▸ Your objective
Transcribe the full listing below exactly.

▸ Exercise materials

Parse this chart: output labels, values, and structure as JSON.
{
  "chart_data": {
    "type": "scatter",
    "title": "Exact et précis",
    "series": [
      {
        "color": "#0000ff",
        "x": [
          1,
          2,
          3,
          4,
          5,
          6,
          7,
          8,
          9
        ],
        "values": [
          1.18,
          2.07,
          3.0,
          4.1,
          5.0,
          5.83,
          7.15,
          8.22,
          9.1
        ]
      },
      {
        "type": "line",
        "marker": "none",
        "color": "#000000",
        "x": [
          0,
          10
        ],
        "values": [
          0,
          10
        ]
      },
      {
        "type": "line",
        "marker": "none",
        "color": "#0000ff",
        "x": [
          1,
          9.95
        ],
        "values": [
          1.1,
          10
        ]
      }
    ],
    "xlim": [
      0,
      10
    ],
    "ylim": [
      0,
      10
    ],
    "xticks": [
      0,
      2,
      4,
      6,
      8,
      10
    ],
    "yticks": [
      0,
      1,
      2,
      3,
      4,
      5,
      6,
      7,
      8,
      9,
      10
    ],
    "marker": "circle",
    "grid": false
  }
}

▸ Exercise response
Parse this chart: output labels, values, and structure as JSON.
{
  "chart_data": {
    "type": "scatter",
    "title": "Exact et précis",
    "series": [
      {
        "color": "#0000ff",
        "x": [
          1,
          2,
          3,
          4,
          5,
          6,
          7,
          8,
          9
        ],
        "values": [
          1.18,
          2.07,
          3.0,
          4.1,
          5.0,
          5.83,
          7.15,
          8.22,
          9.1
        ]
      },
      {
        "type": "line",
        "marker": "none",
        "color": "#000000",
        "x": [
          0,
          10
        ],
        "values": [
          0,
          10
        ]
      },
      {
        "type": "line",
        "marker": "none",
        "color": "#0000ff",
        "x": [
          1,
          9.95
        ],
        "values": [
          1.1,
          10
        ]
      }
    ],
    "xlim": [
      0,
      10
    ],
    "ylim": [
      0,
      10
    ],
    "xticks": [
      0,
      2,
      4,
      6,
      8,
      10
    ],
    "yticks": [
      0,
      1,
      2,
      3,
      4,
      5,
      6,
      7,
      8,
      9,
      10
    ],
    "marker": "circle",
    "grid": false
  }
}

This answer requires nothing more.